▶ _DIRECTION_
Search the listing below for the word "What" and copy each line that holds it.

[Collected data entries]
^^^^^^^^
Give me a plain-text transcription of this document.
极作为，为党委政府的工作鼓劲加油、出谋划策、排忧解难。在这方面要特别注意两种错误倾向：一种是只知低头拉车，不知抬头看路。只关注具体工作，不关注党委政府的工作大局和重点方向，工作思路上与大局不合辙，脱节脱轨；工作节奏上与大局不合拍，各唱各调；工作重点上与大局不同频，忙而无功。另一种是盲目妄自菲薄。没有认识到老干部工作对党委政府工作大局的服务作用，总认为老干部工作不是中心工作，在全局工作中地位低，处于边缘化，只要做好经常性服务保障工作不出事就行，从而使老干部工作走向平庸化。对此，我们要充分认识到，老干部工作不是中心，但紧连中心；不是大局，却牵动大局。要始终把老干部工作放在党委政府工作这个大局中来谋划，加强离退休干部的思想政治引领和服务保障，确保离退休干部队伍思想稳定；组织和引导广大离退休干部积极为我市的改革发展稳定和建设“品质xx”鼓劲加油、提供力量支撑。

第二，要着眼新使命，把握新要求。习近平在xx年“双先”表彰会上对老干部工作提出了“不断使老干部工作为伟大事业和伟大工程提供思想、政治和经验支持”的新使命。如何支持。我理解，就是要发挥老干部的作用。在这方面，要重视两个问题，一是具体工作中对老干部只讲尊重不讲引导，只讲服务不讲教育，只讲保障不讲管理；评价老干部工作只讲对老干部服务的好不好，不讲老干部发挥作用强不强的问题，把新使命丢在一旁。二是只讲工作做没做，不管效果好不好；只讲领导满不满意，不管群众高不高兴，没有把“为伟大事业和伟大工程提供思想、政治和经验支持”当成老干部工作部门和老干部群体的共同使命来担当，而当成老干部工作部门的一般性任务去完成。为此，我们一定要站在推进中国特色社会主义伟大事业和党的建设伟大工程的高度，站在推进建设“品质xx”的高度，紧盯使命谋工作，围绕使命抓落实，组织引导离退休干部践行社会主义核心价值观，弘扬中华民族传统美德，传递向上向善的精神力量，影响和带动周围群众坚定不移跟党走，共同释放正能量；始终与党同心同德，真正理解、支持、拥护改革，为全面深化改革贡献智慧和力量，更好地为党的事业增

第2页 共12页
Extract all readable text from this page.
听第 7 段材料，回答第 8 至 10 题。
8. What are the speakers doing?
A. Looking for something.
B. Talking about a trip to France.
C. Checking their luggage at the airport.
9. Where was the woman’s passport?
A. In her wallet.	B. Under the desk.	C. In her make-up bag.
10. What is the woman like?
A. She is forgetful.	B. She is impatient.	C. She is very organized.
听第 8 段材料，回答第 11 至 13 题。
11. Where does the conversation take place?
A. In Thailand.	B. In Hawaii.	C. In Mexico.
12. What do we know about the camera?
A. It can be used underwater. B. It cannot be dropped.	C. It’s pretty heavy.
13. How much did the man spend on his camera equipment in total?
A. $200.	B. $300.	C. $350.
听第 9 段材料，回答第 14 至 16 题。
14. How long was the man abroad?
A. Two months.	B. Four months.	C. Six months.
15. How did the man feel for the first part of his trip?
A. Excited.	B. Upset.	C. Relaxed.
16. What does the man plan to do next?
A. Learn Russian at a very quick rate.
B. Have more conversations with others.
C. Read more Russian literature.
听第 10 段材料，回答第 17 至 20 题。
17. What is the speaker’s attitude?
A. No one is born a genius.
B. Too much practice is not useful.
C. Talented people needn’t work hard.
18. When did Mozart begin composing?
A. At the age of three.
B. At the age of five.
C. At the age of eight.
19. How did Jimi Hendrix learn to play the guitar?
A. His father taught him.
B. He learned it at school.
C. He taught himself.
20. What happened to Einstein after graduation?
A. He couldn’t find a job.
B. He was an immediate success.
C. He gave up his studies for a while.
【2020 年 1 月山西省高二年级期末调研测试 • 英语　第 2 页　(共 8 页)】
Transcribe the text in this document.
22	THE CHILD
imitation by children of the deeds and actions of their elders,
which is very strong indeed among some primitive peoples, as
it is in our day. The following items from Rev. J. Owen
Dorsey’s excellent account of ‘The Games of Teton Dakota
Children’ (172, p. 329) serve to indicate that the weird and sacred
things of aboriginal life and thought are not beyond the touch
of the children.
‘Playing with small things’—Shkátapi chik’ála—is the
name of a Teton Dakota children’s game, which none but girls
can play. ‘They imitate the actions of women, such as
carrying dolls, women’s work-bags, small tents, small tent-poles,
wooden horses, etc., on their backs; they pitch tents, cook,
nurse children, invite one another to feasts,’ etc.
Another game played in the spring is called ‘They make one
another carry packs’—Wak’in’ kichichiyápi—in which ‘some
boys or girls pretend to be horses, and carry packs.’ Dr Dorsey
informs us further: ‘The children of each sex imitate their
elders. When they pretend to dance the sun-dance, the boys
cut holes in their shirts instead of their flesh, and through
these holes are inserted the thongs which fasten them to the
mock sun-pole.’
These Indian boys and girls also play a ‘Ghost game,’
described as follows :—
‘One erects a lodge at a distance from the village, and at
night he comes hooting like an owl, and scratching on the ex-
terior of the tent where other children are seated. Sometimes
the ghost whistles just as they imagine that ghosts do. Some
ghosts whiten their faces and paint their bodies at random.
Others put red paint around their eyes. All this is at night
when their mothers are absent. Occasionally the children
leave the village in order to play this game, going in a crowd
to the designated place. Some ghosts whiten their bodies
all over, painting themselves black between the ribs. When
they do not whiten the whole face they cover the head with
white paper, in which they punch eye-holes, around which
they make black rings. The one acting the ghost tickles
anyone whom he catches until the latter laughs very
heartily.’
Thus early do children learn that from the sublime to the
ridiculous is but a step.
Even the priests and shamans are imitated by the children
^^^^^^^^
▶ _TASK OUTPUT_
8. What are the speakers doing?
10. What is the woman like?
12. What do we know about the camera?
16. What does the man plan to do next?
17. What is the speaker’s attitude?
20. What happened to Einstein after graduation?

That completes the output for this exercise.